** begin Material to process **

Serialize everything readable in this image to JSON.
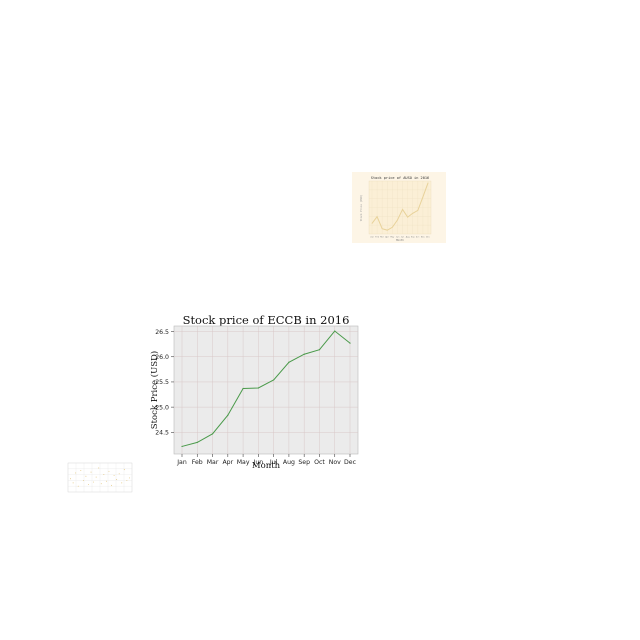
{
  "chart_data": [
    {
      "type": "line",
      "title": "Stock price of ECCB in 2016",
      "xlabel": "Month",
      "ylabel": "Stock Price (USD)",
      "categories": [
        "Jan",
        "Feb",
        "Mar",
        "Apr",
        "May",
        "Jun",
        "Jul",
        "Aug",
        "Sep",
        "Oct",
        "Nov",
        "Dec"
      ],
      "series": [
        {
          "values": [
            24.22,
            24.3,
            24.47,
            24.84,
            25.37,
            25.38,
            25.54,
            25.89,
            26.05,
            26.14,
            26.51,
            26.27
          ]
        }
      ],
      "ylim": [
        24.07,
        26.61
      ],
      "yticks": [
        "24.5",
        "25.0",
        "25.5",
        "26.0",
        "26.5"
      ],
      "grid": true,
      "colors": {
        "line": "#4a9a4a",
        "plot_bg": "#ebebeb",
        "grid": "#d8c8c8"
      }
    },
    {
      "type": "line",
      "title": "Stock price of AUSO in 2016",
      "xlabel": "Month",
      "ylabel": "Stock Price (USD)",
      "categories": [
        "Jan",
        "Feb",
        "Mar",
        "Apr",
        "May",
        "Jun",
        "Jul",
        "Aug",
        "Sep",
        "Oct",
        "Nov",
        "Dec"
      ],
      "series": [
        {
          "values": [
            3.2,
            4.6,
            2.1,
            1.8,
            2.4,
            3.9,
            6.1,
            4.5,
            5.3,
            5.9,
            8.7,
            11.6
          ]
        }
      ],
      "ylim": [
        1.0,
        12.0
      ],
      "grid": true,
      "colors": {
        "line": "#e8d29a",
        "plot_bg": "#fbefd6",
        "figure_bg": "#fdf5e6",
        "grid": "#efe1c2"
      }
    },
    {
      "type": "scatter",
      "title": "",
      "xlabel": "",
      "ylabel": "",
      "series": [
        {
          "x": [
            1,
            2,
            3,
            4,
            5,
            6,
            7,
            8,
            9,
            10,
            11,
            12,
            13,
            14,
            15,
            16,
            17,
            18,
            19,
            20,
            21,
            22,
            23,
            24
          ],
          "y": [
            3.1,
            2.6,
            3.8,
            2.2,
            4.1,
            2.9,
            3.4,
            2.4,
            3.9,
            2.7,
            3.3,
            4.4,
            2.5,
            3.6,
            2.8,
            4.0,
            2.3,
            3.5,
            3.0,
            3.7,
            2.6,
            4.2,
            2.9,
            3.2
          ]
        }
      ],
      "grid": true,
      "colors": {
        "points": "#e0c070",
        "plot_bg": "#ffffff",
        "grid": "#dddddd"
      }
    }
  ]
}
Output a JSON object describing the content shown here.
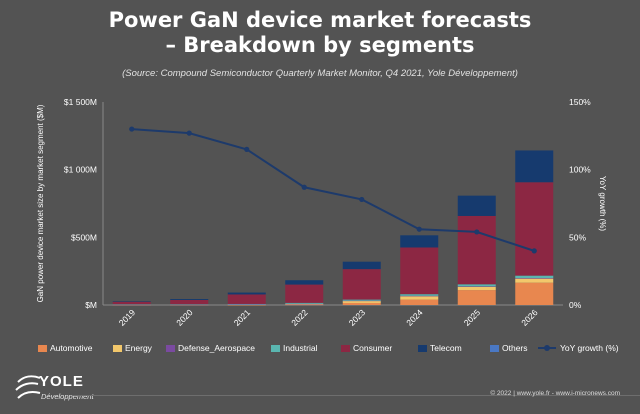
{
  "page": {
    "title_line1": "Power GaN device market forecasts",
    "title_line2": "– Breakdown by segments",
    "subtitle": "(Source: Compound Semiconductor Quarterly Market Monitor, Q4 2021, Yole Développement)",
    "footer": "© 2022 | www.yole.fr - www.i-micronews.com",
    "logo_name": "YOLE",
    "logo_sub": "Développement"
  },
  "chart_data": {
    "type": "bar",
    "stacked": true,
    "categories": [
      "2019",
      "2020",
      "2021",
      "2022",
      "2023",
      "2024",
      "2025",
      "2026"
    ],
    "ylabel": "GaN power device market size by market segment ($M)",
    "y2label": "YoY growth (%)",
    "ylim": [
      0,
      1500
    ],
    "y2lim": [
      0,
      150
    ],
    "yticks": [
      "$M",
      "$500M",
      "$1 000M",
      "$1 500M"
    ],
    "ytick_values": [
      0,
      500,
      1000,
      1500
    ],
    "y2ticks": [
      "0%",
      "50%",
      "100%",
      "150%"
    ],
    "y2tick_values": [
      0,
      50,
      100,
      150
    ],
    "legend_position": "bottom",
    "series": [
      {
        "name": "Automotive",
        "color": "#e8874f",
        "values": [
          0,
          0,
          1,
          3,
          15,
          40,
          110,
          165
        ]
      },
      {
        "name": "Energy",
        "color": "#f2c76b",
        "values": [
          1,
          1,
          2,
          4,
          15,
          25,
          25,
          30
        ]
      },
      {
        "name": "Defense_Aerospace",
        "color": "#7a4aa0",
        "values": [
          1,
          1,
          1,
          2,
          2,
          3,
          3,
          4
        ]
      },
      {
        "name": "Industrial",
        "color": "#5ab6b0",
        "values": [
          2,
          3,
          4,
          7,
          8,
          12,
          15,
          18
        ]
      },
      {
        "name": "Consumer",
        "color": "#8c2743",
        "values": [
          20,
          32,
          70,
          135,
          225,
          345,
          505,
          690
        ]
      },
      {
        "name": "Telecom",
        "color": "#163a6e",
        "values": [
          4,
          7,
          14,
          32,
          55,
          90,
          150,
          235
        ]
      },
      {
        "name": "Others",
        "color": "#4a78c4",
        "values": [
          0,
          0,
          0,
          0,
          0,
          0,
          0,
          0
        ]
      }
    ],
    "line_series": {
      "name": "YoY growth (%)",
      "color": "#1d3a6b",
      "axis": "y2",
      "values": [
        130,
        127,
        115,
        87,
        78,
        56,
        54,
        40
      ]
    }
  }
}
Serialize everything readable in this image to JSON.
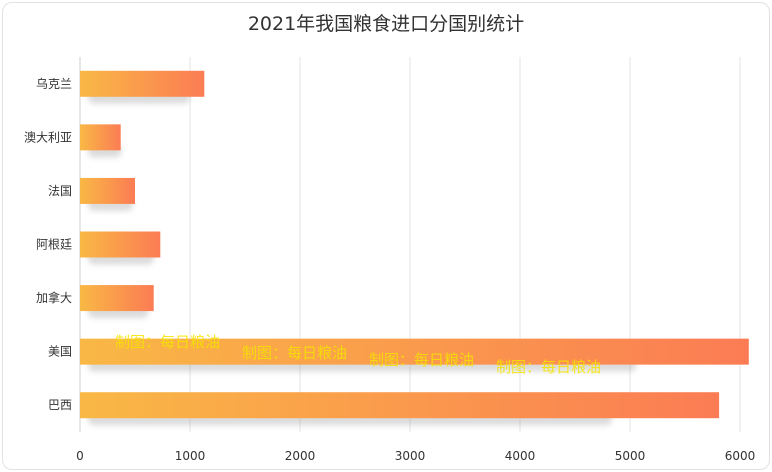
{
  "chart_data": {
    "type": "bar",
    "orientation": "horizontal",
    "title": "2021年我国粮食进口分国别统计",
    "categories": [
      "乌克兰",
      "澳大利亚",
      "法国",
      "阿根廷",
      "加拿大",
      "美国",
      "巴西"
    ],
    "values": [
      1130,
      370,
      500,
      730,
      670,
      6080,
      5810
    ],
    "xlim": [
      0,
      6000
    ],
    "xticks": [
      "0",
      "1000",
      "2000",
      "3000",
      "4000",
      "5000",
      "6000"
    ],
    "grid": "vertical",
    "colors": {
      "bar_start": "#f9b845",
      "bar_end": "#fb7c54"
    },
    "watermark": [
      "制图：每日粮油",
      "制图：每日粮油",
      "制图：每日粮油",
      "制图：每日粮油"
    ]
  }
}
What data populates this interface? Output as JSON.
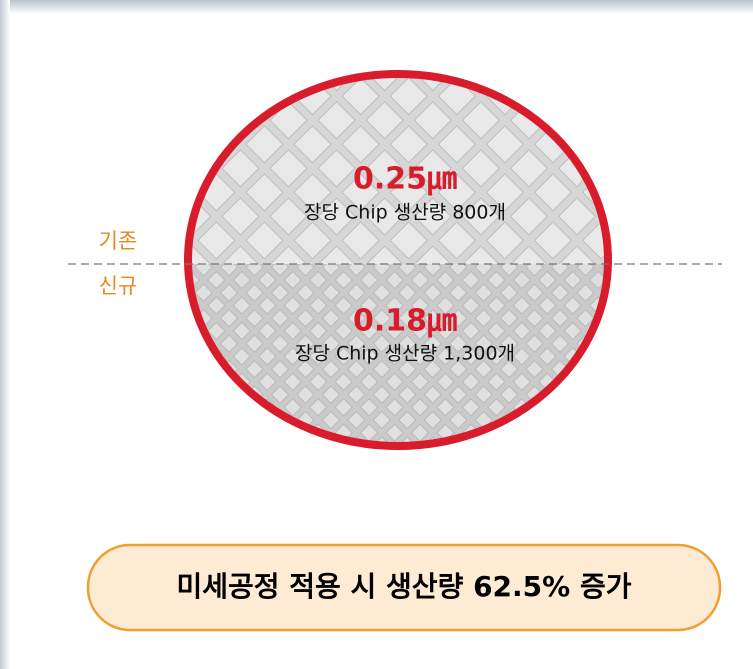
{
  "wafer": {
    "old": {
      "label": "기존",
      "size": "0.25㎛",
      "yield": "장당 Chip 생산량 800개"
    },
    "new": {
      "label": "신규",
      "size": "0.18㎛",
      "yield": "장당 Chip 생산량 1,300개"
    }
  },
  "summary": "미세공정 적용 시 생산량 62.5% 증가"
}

** end Material to process **

In the records above, find the line with "What data populates" and copy from it through the last line exactly, without the pictures.

What data populates this interface? Output as JSON.
{
  "wafer": {
    "old": {
      "label": "기존",
      "size": "0.25㎛",
      "yield": "장당 Chip 생산량 800개"
    },
    "new": {
      "label": "신규",
      "size": "0.18㎛",
      "yield": "장당 Chip 생산량 1,300개"
    }
  },
  "summary": "미세공정 적용 시 생산량 62.5% 증가"
}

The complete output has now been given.